**TASK DATA:**

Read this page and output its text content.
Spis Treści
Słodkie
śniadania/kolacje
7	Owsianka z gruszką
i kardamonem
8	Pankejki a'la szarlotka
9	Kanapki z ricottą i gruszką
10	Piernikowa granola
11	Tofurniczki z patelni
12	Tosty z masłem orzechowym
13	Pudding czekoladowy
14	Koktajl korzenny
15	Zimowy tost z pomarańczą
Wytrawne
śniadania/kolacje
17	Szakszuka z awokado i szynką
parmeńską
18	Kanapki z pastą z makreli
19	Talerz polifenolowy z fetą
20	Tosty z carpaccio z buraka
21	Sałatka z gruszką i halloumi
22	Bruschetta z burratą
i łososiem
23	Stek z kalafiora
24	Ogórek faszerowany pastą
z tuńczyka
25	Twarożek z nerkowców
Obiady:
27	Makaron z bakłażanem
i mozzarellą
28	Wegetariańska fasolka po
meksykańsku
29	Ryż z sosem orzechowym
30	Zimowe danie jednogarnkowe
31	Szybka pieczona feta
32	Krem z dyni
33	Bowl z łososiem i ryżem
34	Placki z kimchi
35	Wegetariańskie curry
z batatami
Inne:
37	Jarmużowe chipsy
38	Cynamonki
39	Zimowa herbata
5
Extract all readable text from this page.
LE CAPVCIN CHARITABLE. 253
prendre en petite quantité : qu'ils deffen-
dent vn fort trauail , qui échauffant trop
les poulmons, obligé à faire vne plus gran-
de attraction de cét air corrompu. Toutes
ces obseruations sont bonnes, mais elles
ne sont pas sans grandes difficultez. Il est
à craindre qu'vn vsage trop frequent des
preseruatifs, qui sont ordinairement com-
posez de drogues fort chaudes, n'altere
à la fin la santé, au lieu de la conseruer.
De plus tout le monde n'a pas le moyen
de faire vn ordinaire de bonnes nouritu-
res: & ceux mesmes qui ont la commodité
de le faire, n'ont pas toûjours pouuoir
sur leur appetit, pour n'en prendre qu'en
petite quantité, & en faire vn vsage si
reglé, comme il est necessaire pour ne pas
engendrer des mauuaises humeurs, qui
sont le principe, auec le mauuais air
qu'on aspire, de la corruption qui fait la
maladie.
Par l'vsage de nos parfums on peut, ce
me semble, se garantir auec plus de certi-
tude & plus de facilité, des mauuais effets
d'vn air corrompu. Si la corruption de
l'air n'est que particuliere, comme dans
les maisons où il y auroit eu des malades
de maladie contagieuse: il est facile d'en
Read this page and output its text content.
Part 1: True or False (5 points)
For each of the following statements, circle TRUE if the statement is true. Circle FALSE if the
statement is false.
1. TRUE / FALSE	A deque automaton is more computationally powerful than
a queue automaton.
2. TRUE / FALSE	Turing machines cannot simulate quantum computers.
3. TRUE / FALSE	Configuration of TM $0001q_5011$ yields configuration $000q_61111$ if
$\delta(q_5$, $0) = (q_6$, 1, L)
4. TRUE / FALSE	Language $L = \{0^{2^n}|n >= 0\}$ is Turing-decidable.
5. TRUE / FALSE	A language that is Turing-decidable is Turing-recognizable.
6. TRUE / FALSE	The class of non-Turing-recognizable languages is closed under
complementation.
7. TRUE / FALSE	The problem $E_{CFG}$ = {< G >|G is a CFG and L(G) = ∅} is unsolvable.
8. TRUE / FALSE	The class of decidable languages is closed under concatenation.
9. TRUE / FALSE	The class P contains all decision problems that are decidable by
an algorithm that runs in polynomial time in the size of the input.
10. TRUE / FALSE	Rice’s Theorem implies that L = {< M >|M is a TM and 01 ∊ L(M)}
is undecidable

**REQUIREMENT:**
Write the whole listing out again. Keep every line exactly as it is.

**RESPONSE TO THE TASK:**
Read this page and output its text content.
Spis Treści
Słodkie
śniadania/kolacje
7	Owsianka z gruszką
i kardamonem
8	Pankejki a'la szarlotka
9	Kanapki z ricottą i gruszką
10	Piernikowa granola
11	Tofurniczki z patelni
12	Tosty z masłem orzechowym
13	Pudding czekoladowy
14	Koktajl korzenny
15	Zimowy tost z pomarańczą
Wytrawne
śniadania/kolacje
17	Szakszuka z awokado i szynką
parmeńską
18	Kanapki z pastą z makreli
19	Talerz polifenolowy z fetą
20	Tosty z carpaccio z buraka
21	Sałatka z gruszką i halloumi
22	Bruschetta z burratą
i łososiem
23	Stek z kalafiora
24	Ogórek faszerowany pastą
z tuńczyka
25	Twarożek z nerkowców
Obiady:
27	Makaron z bakłażanem
i mozzarellą
28	Wegetariańska fasolka po
meksykańsku
29	Ryż z sosem orzechowym
30	Zimowe danie jednogarnkowe
31	Szybka pieczona feta
32	Krem z dyni
33	Bowl z łososiem i ryżem
34	Placki z kimchi
35	Wegetariańskie curry
z batatami
Inne:
37	Jarmużowe chipsy
38	Cynamonki
39	Zimowa herbata
5
Extract all readable text from this page.
LE CAPVCIN CHARITABLE. 253
prendre en petite quantité : qu'ils deffen-
dent vn fort trauail , qui échauffant trop
les poulmons, obligé à faire vne plus gran-
de attraction de cét air corrompu. Toutes
ces obseruations sont bonnes, mais elles
ne sont pas sans grandes difficultez. Il est
à craindre qu'vn vsage trop frequent des
preseruatifs, qui sont ordinairement com-
posez de drogues fort chaudes, n'altere
à la fin la santé, au lieu de la conseruer.
De plus tout le monde n'a pas le moyen
de faire vn ordinaire de bonnes nouritu-
res: & ceux mesmes qui ont la commodité
de le faire, n'ont pas toûjours pouuoir
sur leur appetit, pour n'en prendre qu'en
petite quantité, & en faire vn vsage si
reglé, comme il est necessaire pour ne pas
engendrer des mauuaises humeurs, qui
sont le principe, auec le mauuais air
qu'on aspire, de la corruption qui fait la
maladie.
Par l'vsage de nos parfums on peut, ce
me semble, se garantir auec plus de certi-
tude & plus de facilité, des mauuais effets
d'vn air corrompu. Si la corruption de
l'air n'est que particuliere, comme dans
les maisons où il y auroit eu des malades
de maladie contagieuse: il est facile d'en
Read this page and output its text content.
Part 1: True or False (5 points)
For each of the following statements, circle TRUE if the statement is true. Circle FALSE if the
statement is false.
1. TRUE / FALSE	A deque automaton is more computationally powerful than
a queue automaton.
2. TRUE / FALSE	Turing machines cannot simulate quantum computers.
3. TRUE / FALSE	Configuration of TM $0001q_5011$ yields configuration $000q_61111$ if
$\delta(q_5$, $0) = (q_6$, 1, L)
4. TRUE / FALSE	Language $L = \{0^{2^n}|n >= 0\}$ is Turing-decidable.
5. TRUE / FALSE	A language that is Turing-decidable is Turing-recognizable.
6. TRUE / FALSE	The class of non-Turing-recognizable languages is closed under
complementation.
7. TRUE / FALSE	The problem $E_{CFG}$ = {< G >|G is a CFG and L(G) = ∅} is unsolvable.
8. TRUE / FALSE	The class of decidable languages is closed under concatenation.
9. TRUE / FALSE	The class P contains all decision problems that are decidable by
an algorithm that runs in polynomial time in the size of the input.
10. TRUE / FALSE	Rice’s Theorem implies that L = {< M >|M is a TM and 01 ∊ L(M)}
is undecidable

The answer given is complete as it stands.